▸ **Stated problem**:
Every record must appear in your copy exactly as written, with no pictures.

▸ **Material for this task**:
+ + +
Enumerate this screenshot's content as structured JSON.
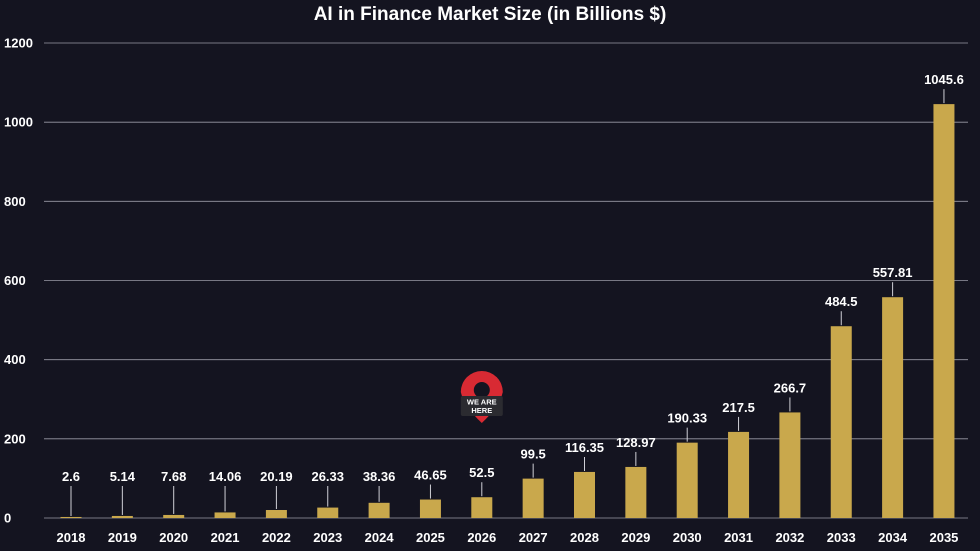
{
  "chart_data": {
    "type": "bar",
    "title": "AI in Finance Market Size (in Billions $)",
    "xlabel": "",
    "ylabel": "",
    "categories": [
      "2018",
      "2019",
      "2020",
      "2021",
      "2022",
      "2023",
      "2024",
      "2025",
      "2026",
      "2027",
      "2028",
      "2029",
      "2030",
      "2031",
      "2032",
      "2033",
      "2034",
      "2035"
    ],
    "values": [
      2.6,
      5.14,
      7.68,
      14.06,
      20.19,
      26.33,
      38.36,
      46.65,
      52.5,
      99.5,
      116.35,
      128.97,
      190.33,
      217.5,
      266.7,
      484.5,
      557.81,
      1045.6
    ],
    "value_labels": [
      "2.6",
      "5.14",
      "7.68",
      "14.06",
      "20.19",
      "26.33",
      "38.36",
      "46.65",
      "52.5",
      "99.5",
      "116.35",
      "128.97",
      "190.33",
      "217.5",
      "266.7",
      "484.5",
      "557.81",
      "1045.6"
    ],
    "ylim": [
      0,
      1200
    ],
    "yticks": [
      0,
      200,
      400,
      600,
      800,
      1000,
      1200
    ],
    "grid": true,
    "legend": "none",
    "bar_color": "#c9a84c",
    "background": "#141420",
    "marker": {
      "label_line1": "WE ARE",
      "label_line2": "HERE",
      "category": "2026",
      "color": "#d82a33"
    }
  }
}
+ + +
▸ **The result**:
Enumerate this screenshot's content as structured JSON.
{
  "chart_data": {
    "type": "bar",
    "title": "AI in Finance Market Size (in Billions $)",
    "xlabel": "",
    "ylabel": "",
    "categories": [
      "2018",
      "2019",
      "2020",
      "2021",
      "2022",
      "2023",
      "2024",
      "2025",
      "2026",
      "2027",
      "2028",
      "2029",
      "2030",
      "2031",
      "2032",
      "2033",
      "2034",
      "2035"
    ],
    "values": [
      2.6,
      5.14,
      7.68,
      14.06,
      20.19,
      26.33,
      38.36,
      46.65,
      52.5,
      99.5,
      116.35,
      128.97,
      190.33,
      217.5,
      266.7,
      484.5,
      557.81,
      1045.6
    ],
    "value_labels": [
      "2.6",
      "5.14",
      "7.68",
      "14.06",
      "20.19",
      "26.33",
      "38.36",
      "46.65",
      "52.5",
      "99.5",
      "116.35",
      "128.97",
      "190.33",
      "217.5",
      "266.7",
      "484.5",
      "557.81",
      "1045.6"
    ],
    "ylim": [
      0,
      1200
    ],
    "yticks": [
      0,
      200,
      400,
      600,
      800,
      1000,
      1200
    ],
    "grid": true,
    "legend": "none",
    "bar_color": "#c9a84c",
    "background": "#141420",
    "marker": {
      "label_line1": "WE ARE",
      "label_line2": "HERE",
      "category": "2026",
      "color": "#d82a33"
    }
  }
}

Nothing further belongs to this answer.